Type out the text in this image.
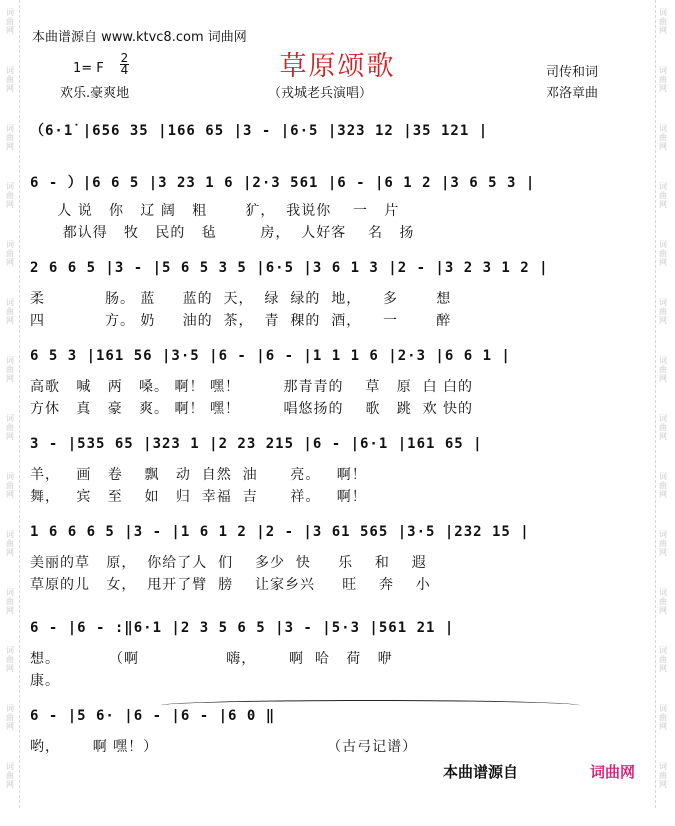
词曲网
词曲网
词曲网
词曲网
词曲网
词曲网
词曲网
词曲网
词曲网
词曲网
词曲网
词曲网
词曲网
词曲网
词曲网
词曲网
词曲网
词曲网
词曲网
词曲网
词曲网
词曲网
词曲网
词曲网
词曲网
词曲网
词曲网
词曲网
本曲谱源自 www.ktvc8.com 词曲网
草原颂歌
1= F
2
4
欢乐.豪爽地	（戎城老兵演唱）
司传和词
邓洛章曲
（6·1̇ |656 35 |166 65 |3 - |6·5 |323 12 |35 121 |
6 - ）|6 6 5 |3 23 1 6 |2·3 561 |6 - |6 1 2 |3 6 5 3 |
人 说   你   辽 阔   粗       犷，  我说你    一   片
都认得   牧   民的   毡        房，  人好客    名   扬
2 6 6 5 |3 - |5 6 5 3 5 |6·5 |3 6 1 3 |2 - |3 2 3 1 2 |
柔           肠。 蓝     蓝的  天，  绿  绿的  地，    多       想
四           方。 奶     油的  茶，  青  稞的  酒，    一       醉
6 5 3 |161 56 |3·5 |6 - |6 - |1 1 1 6 |2·3 |6 6 1 |
高歌   喊   两   嗓。 啊！ 嘿！        那青青的    草   原  白 白的
方休   真   豪   爽。 啊！ 嘿！        唱悠扬的    歌   跳  欢 快的
3 - |535 65 |323 1 |2 23 215 |6 - |6·1 |161 65 |
羊，   画   卷    飘   动  自然  油      亮。   啊！
舞，   宾   至    如   归  幸福  吉      祥。   啊！
1 6 6 6 5 |3 - |1 6 1 2 |2 - |3 61 565 |3·5 |232 15 |
美丽的草   原，  你给了人  们    多少  快     乐    和    遐
草原的儿   女，  甩开了臂  膀    让家乡兴     旺    奔    小
6 - |6 - :‖6·1 |2 3 5 6 5 |3 - |5·3 |561 21 |
想。         （啊                嗨，      啊  哈   荷   咿
康。
6 - |5 6· |6 - |6 - |6 0 ‖
哟，      啊 嘿！）                               （古弓记谱）
本曲谱源自	词曲网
━━━━
▶ **To do**: Reproduce each line exactly, please, except for any pictures.

▶ **Worked answer**:
Type out the text in this image.
词曲网
词曲网
词曲网
词曲网
词曲网
词曲网
词曲网
词曲网
词曲网
词曲网
词曲网
词曲网
词曲网
词曲网
词曲网
词曲网
词曲网
词曲网
词曲网
词曲网
词曲网
词曲网
词曲网
词曲网
词曲网
词曲网
词曲网
词曲网
本曲谱源自 www.ktvc8.com 词曲网
草原颂歌
1= F
2
4
欢乐.豪爽地	（戎城老兵演唱）
司传和词
邓洛章曲
（6·1̇ |656 35 |166 65 |3 - |6·5 |323 12 |35 121 |
6 - ）|6 6 5 |3 23 1 6 |2·3 561 |6 - |6 1 2 |3 6 5 3 |
人 说   你   辽 阔   粗       犷，  我说你    一   片
都认得   牧   民的   毡        房，  人好客    名   扬
2 6 6 5 |3 - |5 6 5 3 5 |6·5 |3 6 1 3 |2 - |3 2 3 1 2 |
柔           肠。 蓝     蓝的  天，  绿  绿的  地，    多       想
四           方。 奶     油的  茶，  青  稞的  酒，    一       醉
6 5 3 |161 56 |3·5 |6 - |6 - |1 1 1 6 |2·3 |6 6 1 |
高歌   喊   两   嗓。 啊！ 嘿！        那青青的    草   原  白 白的
方休   真   豪   爽。 啊！ 嘿！        唱悠扬的    歌   跳  欢 快的
3 - |535 65 |323 1 |2 23 215 |6 - |6·1 |161 65 |
羊，   画   卷    飘   动  自然  油      亮。   啊！
舞，   宾   至    如   归  幸福  吉      祥。   啊！
1 6 6 6 5 |3 - |1 6 1 2 |2 - |3 61 565 |3·5 |232 15 |
美丽的草   原，  你给了人  们    多少  快     乐    和    遐
草原的儿   女，  甩开了臂  膀    让家乡兴     旺    奔    小
6 - |6 - :‖6·1 |2 3 5 6 5 |3 - |5·3 |561 21 |
想。         （啊                嗨，      啊  哈   荷   咿
康。
6 - |5 6· |6 - |6 - |6 0 ‖
哟，      啊 嘿！）                               （古弓记谱）
本曲谱源自	词曲网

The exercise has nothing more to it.